*Action item*:
Only the words of the entries are wanted, repeated exactly and without images.

[[ Supplied material open ]]

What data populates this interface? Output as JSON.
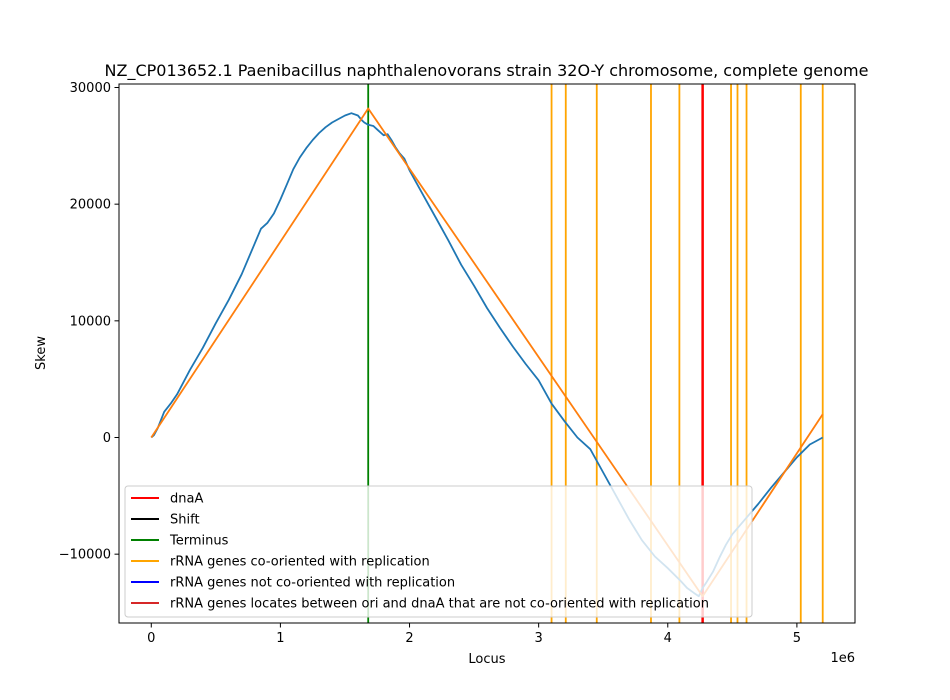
{
  "chart_data": {
    "type": "line",
    "title": "NZ_CP013652.1 Paenibacillus naphthalenovorans strain 32O-Y chromosome, complete genome",
    "xlabel": "Locus",
    "ylabel": "Skew",
    "x_offset_label": "1e6",
    "xlim": [
      -250000,
      5450000
    ],
    "ylim": [
      -15900,
      30300
    ],
    "x_ticks": [
      0,
      1000000,
      2000000,
      3000000,
      4000000,
      5000000
    ],
    "x_tick_labels": [
      "0",
      "1",
      "2",
      "3",
      "4",
      "5"
    ],
    "y_ticks": [
      -10000,
      0,
      10000,
      20000,
      30000
    ],
    "y_tick_labels": [
      "−10000",
      "0",
      "10000",
      "20000",
      "30000"
    ],
    "grid": false,
    "legend_position": "lower-left",
    "colors": {
      "skew": "#1f77b4",
      "fit": "#ff7f0e",
      "dnaA": "#ff0000",
      "shift": "#000000",
      "terminus": "#008000",
      "rrna_co": "#ffa500",
      "rrna_not_co": "#0000ff",
      "rrna_between": "#d62728"
    },
    "legend": [
      {
        "label": "dnaA",
        "color": "#ff0000"
      },
      {
        "label": "Shift",
        "color": "#000000"
      },
      {
        "label": "Terminus",
        "color": "#008000"
      },
      {
        "label": "rRNA genes co-oriented with replication",
        "color": "#ffa500"
      },
      {
        "label": "rRNA genes not co-oriented with replication",
        "color": "#0000ff"
      },
      {
        "label": "rRNA genes locates between ori and dnaA that are not co-oriented with replication",
        "color": "#d62728"
      }
    ],
    "series": [
      {
        "type": "line",
        "x": [
          0,
          20000,
          50000,
          100000,
          150000,
          200000,
          300000,
          400000,
          500000,
          600000,
          700000,
          800000,
          850000,
          900000,
          950000,
          1000000,
          1050000,
          1100000,
          1150000,
          1200000,
          1250000,
          1300000,
          1350000,
          1400000,
          1450000,
          1500000,
          1550000,
          1600000,
          1630000,
          1650000,
          1680000,
          1720000,
          1760000,
          1800000,
          1830000,
          1860000,
          1890000,
          1920000,
          1960000,
          2000000,
          2100000,
          2200000,
          2300000,
          2400000,
          2500000,
          2600000,
          2700000,
          2800000,
          2900000,
          3000000,
          3100000,
          3200000,
          3300000,
          3400000,
          3500000,
          3600000,
          3700000,
          3800000,
          3900000,
          4000000,
          4100000,
          4150000,
          4200000,
          4240000,
          4270000,
          4300000,
          4350000,
          4400000,
          4450000,
          4500000,
          4600000,
          4700000,
          4800000,
          4900000,
          5000000,
          5100000,
          5150000,
          5200000
        ],
        "y": [
          0,
          200,
          800,
          2200,
          2900,
          3700,
          5800,
          7700,
          9800,
          11800,
          14000,
          16600,
          17900,
          18400,
          19200,
          20400,
          21700,
          23000,
          24000,
          24800,
          25500,
          26100,
          26600,
          27000,
          27300,
          27600,
          27800,
          27600,
          27200,
          27000,
          26800,
          26700,
          26300,
          25900,
          26000,
          25500,
          24900,
          24400,
          23900,
          22900,
          20900,
          18900,
          16900,
          14800,
          13000,
          11100,
          9400,
          7800,
          6300,
          4900,
          2900,
          1400,
          0,
          -1000,
          -3000,
          -5000,
          -7000,
          -8800,
          -10200,
          -11200,
          -12300,
          -12900,
          -13300,
          -13600,
          -12900,
          -12400,
          -11500,
          -10300,
          -9200,
          -8300,
          -7000,
          -5700,
          -4300,
          -3000,
          -1700,
          -600,
          -300,
          0
        ],
        "color": "#1f77b4"
      },
      {
        "type": "line",
        "x": [
          0,
          1680000,
          4270000,
          5200000
        ],
        "y": [
          0,
          28200,
          -13600,
          2000
        ],
        "color": "#ff7f0e"
      }
    ],
    "vertical_lines": {
      "dnaA": [
        4270000
      ],
      "terminus": [
        1680000
      ],
      "rrna_co": [
        3100000,
        3210000,
        3450000,
        3870000,
        4090000,
        4490000,
        4540000,
        4610000,
        5030000,
        5200000
      ]
    }
  }
}
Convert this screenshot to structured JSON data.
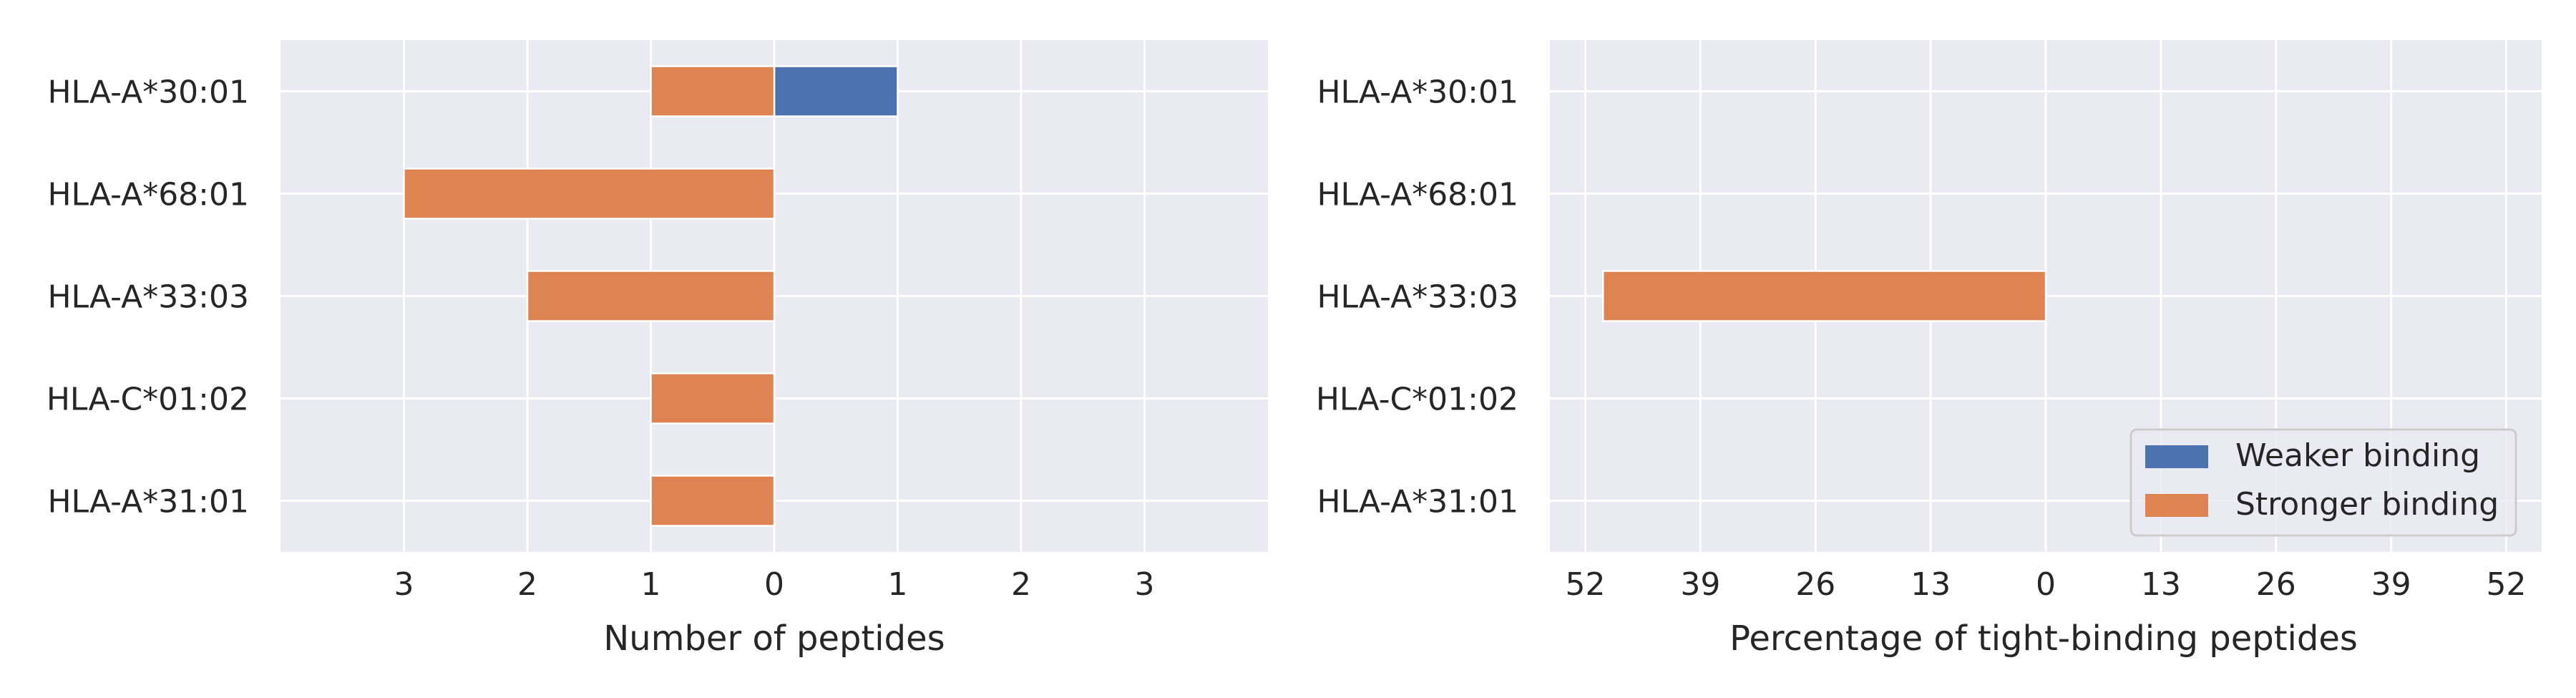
{
  "colors": {
    "background": "#eaeaf2",
    "grid": "#ffffff",
    "weaker": "#4c72b0",
    "stronger": "#dd8452",
    "text": "#262626"
  },
  "legend": {
    "placement": "lower-right",
    "items": [
      {
        "label": "Weaker binding",
        "color": "#4c72b0"
      },
      {
        "label": "Stronger binding",
        "color": "#dd8452"
      }
    ]
  },
  "chart_data": [
    {
      "type": "bar",
      "orientation": "horizontal",
      "stacking": "diverging",
      "title": "",
      "xlabel": "Number of peptides",
      "ylabel": "",
      "categories": [
        "HLA-A*30:01",
        "HLA-A*68:01",
        "HLA-A*33:03",
        "HLA-C*01:02",
        "HLA-A*31:01"
      ],
      "xlim": [
        -4,
        4
      ],
      "xticks": [
        -3,
        -2,
        -1,
        0,
        1,
        2,
        3
      ],
      "xtick_labels": [
        "3",
        "2",
        "1",
        "0",
        "1",
        "2",
        "3"
      ],
      "grid": true,
      "series": [
        {
          "name": "Weaker binding",
          "direction": "right",
          "values": [
            1,
            0,
            0,
            0,
            0
          ]
        },
        {
          "name": "Stronger binding",
          "direction": "left",
          "values": [
            1,
            3,
            2,
            1,
            1
          ]
        }
      ]
    },
    {
      "type": "bar",
      "orientation": "horizontal",
      "stacking": "diverging",
      "title": "",
      "xlabel": "Percentage of tight-binding peptides",
      "ylabel": "",
      "categories": [
        "HLA-A*30:01",
        "HLA-A*68:01",
        "HLA-A*33:03",
        "HLA-C*01:02",
        "HLA-A*31:01"
      ],
      "xlim": [
        -56,
        56
      ],
      "xticks": [
        -52,
        -39,
        -26,
        -13,
        0,
        13,
        26,
        39,
        52
      ],
      "xtick_labels": [
        "52",
        "39",
        "26",
        "13",
        "0",
        "13",
        "26",
        "39",
        "52"
      ],
      "grid": true,
      "series": [
        {
          "name": "Weaker binding",
          "direction": "right",
          "values": [
            0,
            0,
            0,
            0,
            0
          ]
        },
        {
          "name": "Stronger binding",
          "direction": "left",
          "values": [
            0,
            0,
            50,
            0,
            0
          ]
        }
      ]
    }
  ]
}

[[ Supplied material closed ]]

*Answer below*:
What data populates this interface? Output as JSON.
{
  "chart_data": {
    "type": "line",
    "title": "NZ_CP013652.1 Paenibacillus naphthalenovorans strain 32O-Y chromosome, complete genome",
    "xlabel": "Locus",
    "ylabel": "Skew",
    "x_offset_label": "1e6",
    "xlim": [
      -250000,
      5450000
    ],
    "ylim": [
      -15900,
      30300
    ],
    "x_ticks": [
      0,
      1000000,
      2000000,
      3000000,
      4000000,
      5000000
    ],
    "x_tick_labels": [
      "0",
      "1",
      "2",
      "3",
      "4",
      "5"
    ],
    "y_ticks": [
      -10000,
      0,
      10000,
      20000,
      30000
    ],
    "y_tick_labels": [
      "−10000",
      "0",
      "10000",
      "20000",
      "30000"
    ],
    "grid": false,
    "legend_position": "lower-left",
    "colors": {
      "skew": "#1f77b4",
      "fit": "#ff7f0e",
      "dnaA": "#ff0000",
      "shift": "#000000",
      "terminus": "#008000",
      "rrna_co": "#ffa500",
      "rrna_not_co": "#0000ff",
      "rrna_between": "#d62728"
    },
    "legend": [
      {
        "label": "dnaA",
        "color": "#ff0000"
      },
      {
        "label": "Shift",
        "color": "#000000"
      },
      {
        "label": "Terminus",
        "color": "#008000"
      },
      {
        "label": "rRNA genes co-oriented with replication",
        "color": "#ffa500"
      },
      {
        "label": "rRNA genes not co-oriented with replication",
        "color": "#0000ff"
      },
      {
        "label": "rRNA genes locates between ori and dnaA that are not co-oriented with replication",
        "color": "#d62728"
      }
    ],
    "series": [
      {
        "type": "line",
        "x": [
          0,
          20000,
          50000,
          100000,
          150000,
          200000,
          300000,
          400000,
          500000,
          600000,
          700000,
          800000,
          850000,
          900000,
          950000,
          1000000,
          1050000,
          1100000,
          1150000,
          1200000,
          1250000,
          1300000,
          1350000,
          1400000,
          1450000,
          1500000,
          1550000,
          1600000,
          1630000,
          1650000,
          1680000,
          1720000,
          1760000,
          1800000,
          1830000,
          1860000,
          1890000,
          1920000,
          1960000,
          2000000,
          2100000,
          2200000,
          2300000,
          2400000,
          2500000,
          2600000,
          2700000,
          2800000,
          2900000,
          3000000,
          3100000,
          3200000,
          3300000,
          3400000,
          3500000,
          3600000,
          3700000,
          3800000,
          3900000,
          4000000,
          4100000,
          4150000,
          4200000,
          4240000,
          4270000,
          4300000,
          4350000,
          4400000,
          4450000,
          4500000,
          4600000,
          4700000,
          4800000,
          4900000,
          5000000,
          5100000,
          5150000,
          5200000
        ],
        "y": [
          0,
          200,
          800,
          2200,
          2900,
          3700,
          5800,
          7700,
          9800,
          11800,
          14000,
          16600,
          17900,
          18400,
          19200,
          20400,
          21700,
          23000,
          24000,
          24800,
          25500,
          26100,
          26600,
          27000,
          27300,
          27600,
          27800,
          27600,
          27200,
          27000,
          26800,
          26700,
          26300,
          25900,
          26000,
          25500,
          24900,
          24400,
          23900,
          22900,
          20900,
          18900,
          16900,
          14800,
          13000,
          11100,
          9400,
          7800,
          6300,
          4900,
          2900,
          1400,
          0,
          -1000,
          -3000,
          -5000,
          -7000,
          -8800,
          -10200,
          -11200,
          -12300,
          -12900,
          -13300,
          -13600,
          -12900,
          -12400,
          -11500,
          -10300,
          -9200,
          -8300,
          -7000,
          -5700,
          -4300,
          -3000,
          -1700,
          -600,
          -300,
          0
        ],
        "color": "#1f77b4"
      },
      {
        "type": "line",
        "x": [
          0,
          1680000,
          4270000,
          5200000
        ],
        "y": [
          0,
          28200,
          -13600,
          2000
        ],
        "color": "#ff7f0e"
      }
    ],
    "vertical_lines": {
      "dnaA": [
        4270000
      ],
      "terminus": [
        1680000
      ],
      "rrna_co": [
        3100000,
        3210000,
        3450000,
        3870000,
        4090000,
        4490000,
        4540000,
        4610000,
        5030000,
        5200000
      ]
    }
  }
}
Convert this screenshot to structured JSON data.
{
  "colors": {
    "background": "#eaeaf2",
    "grid": "#ffffff",
    "weaker": "#4c72b0",
    "stronger": "#dd8452",
    "text": "#262626"
  },
  "legend": {
    "placement": "lower-right",
    "items": [
      {
        "label": "Weaker binding",
        "color": "#4c72b0"
      },
      {
        "label": "Stronger binding",
        "color": "#dd8452"
      }
    ]
  },
  "chart_data": [
    {
      "type": "bar",
      "orientation": "horizontal",
      "stacking": "diverging",
      "title": "",
      "xlabel": "Number of peptides",
      "ylabel": "",
      "categories": [
        "HLA-A*30:01",
        "HLA-A*68:01",
        "HLA-A*33:03",
        "HLA-C*01:02",
        "HLA-A*31:01"
      ],
      "xlim": [
        -4,
        4
      ],
      "xticks": [
        -3,
        -2,
        -1,
        0,
        1,
        2,
        3
      ],
      "xtick_labels": [
        "3",
        "2",
        "1",
        "0",
        "1",
        "2",
        "3"
      ],
      "grid": true,
      "series": [
        {
          "name": "Weaker binding",
          "direction": "right",
          "values": [
            1,
            0,
            0,
            0,
            0
          ]
        },
        {
          "name": "Stronger binding",
          "direction": "left",
          "values": [
            1,
            3,
            2,
            1,
            1
          ]
        }
      ]
    },
    {
      "type": "bar",
      "orientation": "horizontal",
      "stacking": "diverging",
      "title": "",
      "xlabel": "Percentage of tight-binding peptides",
      "ylabel": "",
      "categories": [
        "HLA-A*30:01",
        "HLA-A*68:01",
        "HLA-A*33:03",
        "HLA-C*01:02",
        "HLA-A*31:01"
      ],
      "xlim": [
        -56,
        56
      ],
      "xticks": [
        -52,
        -39,
        -26,
        -13,
        0,
        13,
        26,
        39,
        52
      ],
      "xtick_labels": [
        "52",
        "39",
        "26",
        "13",
        "0",
        "13",
        "26",
        "39",
        "52"
      ],
      "grid": true,
      "series": [
        {
          "name": "Weaker binding",
          "direction": "right",
          "values": [
            0,
            0,
            0,
            0,
            0
          ]
        },
        {
          "name": "Stronger binding",
          "direction": "left",
          "values": [
            0,
            0,
            50,
            0,
            0
          ]
        }
      ]
    }
  ]
}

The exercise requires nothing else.